#### Dataset ####
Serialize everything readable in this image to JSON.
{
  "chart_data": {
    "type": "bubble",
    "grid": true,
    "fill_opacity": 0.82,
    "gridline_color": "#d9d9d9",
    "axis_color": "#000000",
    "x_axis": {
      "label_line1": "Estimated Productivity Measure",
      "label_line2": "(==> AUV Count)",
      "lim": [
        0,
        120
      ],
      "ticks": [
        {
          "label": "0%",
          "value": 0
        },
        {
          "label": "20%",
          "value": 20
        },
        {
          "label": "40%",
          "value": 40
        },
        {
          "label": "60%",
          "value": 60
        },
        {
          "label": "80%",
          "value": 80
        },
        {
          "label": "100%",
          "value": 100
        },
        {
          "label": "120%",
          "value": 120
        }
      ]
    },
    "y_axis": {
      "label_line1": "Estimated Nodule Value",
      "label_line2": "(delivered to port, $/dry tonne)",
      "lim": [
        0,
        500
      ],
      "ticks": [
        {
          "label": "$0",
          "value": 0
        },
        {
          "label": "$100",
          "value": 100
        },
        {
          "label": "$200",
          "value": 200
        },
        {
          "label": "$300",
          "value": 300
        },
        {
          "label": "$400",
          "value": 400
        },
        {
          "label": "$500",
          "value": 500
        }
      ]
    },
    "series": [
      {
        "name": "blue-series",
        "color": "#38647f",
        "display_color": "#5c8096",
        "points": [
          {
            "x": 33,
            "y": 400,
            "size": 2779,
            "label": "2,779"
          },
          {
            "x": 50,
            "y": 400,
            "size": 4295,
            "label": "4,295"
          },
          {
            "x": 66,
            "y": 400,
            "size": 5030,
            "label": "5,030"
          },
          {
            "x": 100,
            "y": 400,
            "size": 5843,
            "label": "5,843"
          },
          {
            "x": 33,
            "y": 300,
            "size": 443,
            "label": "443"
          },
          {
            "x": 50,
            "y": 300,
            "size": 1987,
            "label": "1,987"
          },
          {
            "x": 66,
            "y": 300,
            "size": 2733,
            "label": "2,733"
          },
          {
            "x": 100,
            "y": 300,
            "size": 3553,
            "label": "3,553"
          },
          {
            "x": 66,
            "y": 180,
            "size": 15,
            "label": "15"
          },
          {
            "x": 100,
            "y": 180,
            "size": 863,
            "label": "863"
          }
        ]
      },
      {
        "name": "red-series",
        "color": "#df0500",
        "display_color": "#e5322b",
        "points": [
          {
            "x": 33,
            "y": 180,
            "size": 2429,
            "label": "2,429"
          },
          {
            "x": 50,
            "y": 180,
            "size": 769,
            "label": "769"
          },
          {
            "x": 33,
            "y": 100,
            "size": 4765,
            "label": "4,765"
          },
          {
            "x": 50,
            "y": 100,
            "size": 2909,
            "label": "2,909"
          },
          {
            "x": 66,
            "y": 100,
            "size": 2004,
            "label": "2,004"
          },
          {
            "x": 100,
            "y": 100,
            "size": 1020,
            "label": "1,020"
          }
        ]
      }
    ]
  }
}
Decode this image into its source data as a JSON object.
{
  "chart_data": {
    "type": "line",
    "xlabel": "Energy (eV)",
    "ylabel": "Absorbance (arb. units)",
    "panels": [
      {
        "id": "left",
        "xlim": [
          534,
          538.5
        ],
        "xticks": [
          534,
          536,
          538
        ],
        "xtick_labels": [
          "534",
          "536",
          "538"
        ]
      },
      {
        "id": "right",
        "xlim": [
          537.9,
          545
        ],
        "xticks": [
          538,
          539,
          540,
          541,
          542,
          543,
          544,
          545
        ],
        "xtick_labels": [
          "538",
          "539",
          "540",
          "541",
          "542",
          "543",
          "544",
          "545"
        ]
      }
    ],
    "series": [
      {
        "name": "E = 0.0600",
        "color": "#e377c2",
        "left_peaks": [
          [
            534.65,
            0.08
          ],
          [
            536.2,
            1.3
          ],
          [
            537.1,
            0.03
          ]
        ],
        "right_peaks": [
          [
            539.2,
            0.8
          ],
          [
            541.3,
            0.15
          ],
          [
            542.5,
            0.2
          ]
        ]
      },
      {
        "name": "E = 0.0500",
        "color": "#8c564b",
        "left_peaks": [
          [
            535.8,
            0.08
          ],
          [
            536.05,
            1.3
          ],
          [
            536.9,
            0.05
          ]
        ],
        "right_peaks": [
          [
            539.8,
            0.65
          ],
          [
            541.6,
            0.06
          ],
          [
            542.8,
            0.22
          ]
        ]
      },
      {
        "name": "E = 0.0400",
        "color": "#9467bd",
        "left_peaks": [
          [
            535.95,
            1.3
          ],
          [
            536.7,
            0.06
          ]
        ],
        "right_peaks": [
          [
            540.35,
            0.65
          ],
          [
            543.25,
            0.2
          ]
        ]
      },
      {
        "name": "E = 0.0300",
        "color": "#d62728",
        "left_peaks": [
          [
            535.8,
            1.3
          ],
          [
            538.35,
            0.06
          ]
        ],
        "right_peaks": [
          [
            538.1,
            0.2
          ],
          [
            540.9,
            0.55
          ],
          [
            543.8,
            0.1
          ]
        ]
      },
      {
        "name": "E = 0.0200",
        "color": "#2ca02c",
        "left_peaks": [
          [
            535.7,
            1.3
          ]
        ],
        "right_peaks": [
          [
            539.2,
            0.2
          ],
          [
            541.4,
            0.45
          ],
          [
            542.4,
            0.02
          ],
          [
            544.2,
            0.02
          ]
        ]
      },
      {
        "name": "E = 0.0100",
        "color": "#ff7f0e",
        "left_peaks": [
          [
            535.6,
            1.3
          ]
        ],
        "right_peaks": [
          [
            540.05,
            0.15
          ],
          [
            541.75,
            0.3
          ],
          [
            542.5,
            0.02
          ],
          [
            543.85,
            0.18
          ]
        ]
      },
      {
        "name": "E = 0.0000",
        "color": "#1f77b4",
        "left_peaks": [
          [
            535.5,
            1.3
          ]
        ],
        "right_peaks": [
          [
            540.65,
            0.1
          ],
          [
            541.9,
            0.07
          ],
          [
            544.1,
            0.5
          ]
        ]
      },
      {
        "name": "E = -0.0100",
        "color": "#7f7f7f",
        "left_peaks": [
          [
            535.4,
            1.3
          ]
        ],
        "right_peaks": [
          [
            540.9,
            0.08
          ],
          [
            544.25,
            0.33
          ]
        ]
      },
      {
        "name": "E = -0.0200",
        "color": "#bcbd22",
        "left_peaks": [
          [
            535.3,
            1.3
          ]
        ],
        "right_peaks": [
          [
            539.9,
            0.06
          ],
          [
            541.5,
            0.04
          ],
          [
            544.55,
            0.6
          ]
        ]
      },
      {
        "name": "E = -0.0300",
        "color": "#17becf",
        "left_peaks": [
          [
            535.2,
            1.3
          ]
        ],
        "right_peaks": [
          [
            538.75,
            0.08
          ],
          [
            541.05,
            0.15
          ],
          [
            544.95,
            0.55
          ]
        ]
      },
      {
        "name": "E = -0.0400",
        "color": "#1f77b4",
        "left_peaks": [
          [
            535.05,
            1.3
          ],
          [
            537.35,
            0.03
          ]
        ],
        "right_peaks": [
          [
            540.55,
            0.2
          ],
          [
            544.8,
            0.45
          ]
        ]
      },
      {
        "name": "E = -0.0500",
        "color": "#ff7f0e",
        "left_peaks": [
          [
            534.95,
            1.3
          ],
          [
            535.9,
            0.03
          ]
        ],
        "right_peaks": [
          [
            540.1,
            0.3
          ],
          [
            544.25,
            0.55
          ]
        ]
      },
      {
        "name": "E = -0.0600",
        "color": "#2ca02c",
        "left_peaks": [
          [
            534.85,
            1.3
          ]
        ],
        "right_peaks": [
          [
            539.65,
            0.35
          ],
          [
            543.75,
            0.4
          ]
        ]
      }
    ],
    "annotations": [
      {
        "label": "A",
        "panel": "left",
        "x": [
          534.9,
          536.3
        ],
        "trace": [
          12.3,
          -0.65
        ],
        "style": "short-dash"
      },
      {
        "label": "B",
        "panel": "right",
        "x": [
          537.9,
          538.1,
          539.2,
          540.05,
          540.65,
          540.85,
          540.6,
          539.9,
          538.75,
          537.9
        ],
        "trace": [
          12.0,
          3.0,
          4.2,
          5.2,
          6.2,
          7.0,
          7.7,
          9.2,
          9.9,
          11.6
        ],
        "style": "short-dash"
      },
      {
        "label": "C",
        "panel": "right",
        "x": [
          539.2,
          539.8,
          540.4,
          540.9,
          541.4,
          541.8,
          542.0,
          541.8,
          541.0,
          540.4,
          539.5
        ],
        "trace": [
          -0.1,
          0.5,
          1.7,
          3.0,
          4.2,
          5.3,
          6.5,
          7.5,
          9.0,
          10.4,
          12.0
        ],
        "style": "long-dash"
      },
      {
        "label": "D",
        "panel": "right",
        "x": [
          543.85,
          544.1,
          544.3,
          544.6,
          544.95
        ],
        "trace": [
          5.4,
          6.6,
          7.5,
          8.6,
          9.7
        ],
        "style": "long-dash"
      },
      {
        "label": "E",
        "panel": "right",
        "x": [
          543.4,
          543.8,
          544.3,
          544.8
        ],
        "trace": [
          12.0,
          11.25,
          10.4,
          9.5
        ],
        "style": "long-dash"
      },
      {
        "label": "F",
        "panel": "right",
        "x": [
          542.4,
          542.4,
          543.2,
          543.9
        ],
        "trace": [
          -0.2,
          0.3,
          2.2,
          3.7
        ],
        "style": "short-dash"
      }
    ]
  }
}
####
__Do this__
List every line above that holds the word "series".

__Full answer__
    "series": [
        "name": "blue-series",
        "name": "red-series",
    "series": [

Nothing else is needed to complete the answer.